--- begin DATA LISTING ---

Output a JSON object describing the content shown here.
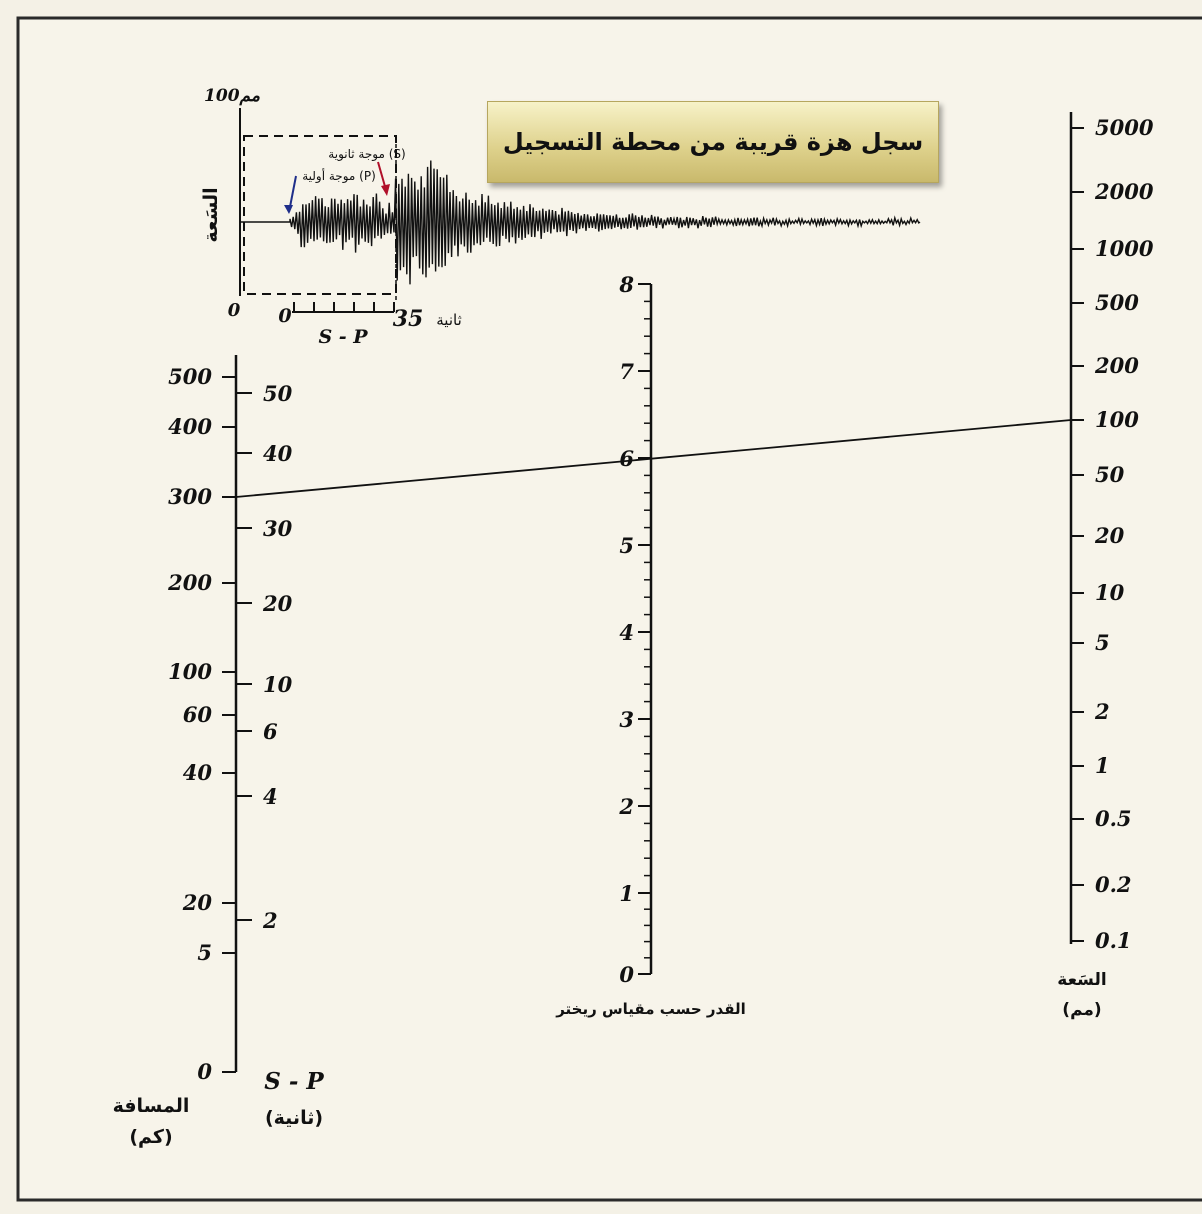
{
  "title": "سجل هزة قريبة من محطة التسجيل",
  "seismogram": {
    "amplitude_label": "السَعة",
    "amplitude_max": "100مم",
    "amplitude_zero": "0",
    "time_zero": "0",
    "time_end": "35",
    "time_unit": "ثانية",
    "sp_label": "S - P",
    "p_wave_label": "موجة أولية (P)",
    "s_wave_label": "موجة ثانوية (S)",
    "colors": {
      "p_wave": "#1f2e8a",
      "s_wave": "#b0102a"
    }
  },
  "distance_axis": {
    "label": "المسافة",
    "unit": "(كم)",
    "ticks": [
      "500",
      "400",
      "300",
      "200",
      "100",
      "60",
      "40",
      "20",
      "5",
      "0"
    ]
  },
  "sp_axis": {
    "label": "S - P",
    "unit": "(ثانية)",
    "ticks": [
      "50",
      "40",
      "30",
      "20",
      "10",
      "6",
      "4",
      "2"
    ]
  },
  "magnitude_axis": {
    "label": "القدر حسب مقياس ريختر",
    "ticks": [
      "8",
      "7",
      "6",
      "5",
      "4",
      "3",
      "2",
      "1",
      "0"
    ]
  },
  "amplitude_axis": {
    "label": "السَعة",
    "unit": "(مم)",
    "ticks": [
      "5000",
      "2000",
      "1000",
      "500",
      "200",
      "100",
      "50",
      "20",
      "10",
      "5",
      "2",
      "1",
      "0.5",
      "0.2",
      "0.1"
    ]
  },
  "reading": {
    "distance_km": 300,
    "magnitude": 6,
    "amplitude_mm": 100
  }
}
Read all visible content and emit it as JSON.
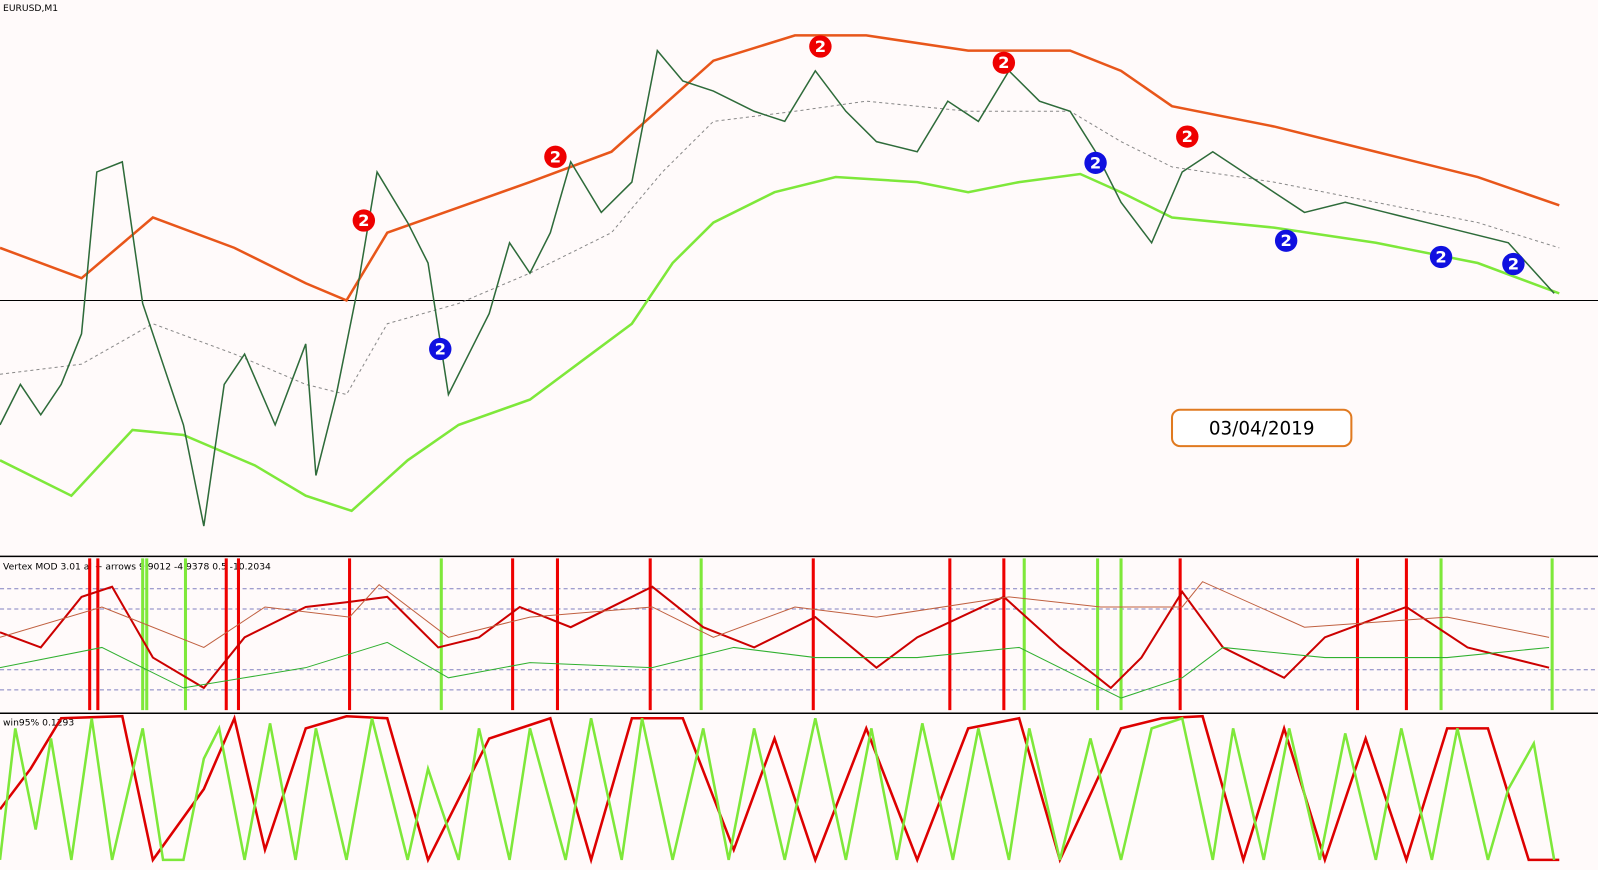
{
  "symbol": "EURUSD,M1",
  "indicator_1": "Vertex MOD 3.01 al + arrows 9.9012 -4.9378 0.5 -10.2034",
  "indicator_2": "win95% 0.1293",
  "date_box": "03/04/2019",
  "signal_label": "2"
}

--- end DATA LISTING ---

Each line above that holds the string "موجة" should be copied and shown.

OUTPUT BELOW:
    "p_wave_label": "موجة أولية (P)",
    "s_wave_label": "موجة ثانوية (S)",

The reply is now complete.